• **TASK INSTRUCTIONS**
Give a verbatim quotation of every record.

(Stored data)
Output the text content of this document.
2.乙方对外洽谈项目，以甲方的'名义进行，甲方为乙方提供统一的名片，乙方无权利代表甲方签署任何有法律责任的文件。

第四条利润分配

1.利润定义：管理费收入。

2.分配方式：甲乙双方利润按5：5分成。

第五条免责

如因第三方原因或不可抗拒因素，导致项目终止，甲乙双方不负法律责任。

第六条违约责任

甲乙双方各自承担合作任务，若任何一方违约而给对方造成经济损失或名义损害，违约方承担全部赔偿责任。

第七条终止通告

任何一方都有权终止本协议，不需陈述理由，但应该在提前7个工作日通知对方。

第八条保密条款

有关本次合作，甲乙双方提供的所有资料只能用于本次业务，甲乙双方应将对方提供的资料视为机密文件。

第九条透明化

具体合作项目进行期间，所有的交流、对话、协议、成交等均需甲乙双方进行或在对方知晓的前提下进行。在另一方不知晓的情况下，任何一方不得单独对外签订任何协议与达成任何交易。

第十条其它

• **COMPLETE RESPONSE**
Output the text content of this document.
2.乙方对外洽谈项目，以甲方的'名义进行，甲方为乙方提供统一的名片，乙方无权利代表甲方签署任何有法律责任的文件。

第四条利润分配

1.利润定义：管理费收入。

2.分配方式：甲乙双方利润按5：5分成。

第五条免责

如因第三方原因或不可抗拒因素，导致项目终止，甲乙双方不负法律责任。

第六条违约责任

甲乙双方各自承担合作任务，若任何一方违约而给对方造成经济损失或名义损害，违约方承担全部赔偿责任。

第七条终止通告

任何一方都有权终止本协议，不需陈述理由，但应该在提前7个工作日通知对方。

第八条保密条款

有关本次合作，甲乙双方提供的所有资料只能用于本次业务，甲乙双方应将对方提供的资料视为机密文件。

第九条透明化

具体合作项目进行期间，所有的交流、对话、协议、成交等均需甲乙双方进行或在对方知晓的前提下进行。在另一方不知晓的情况下，任何一方不得单独对外签订任何协议与达成任何交易。

第十条其它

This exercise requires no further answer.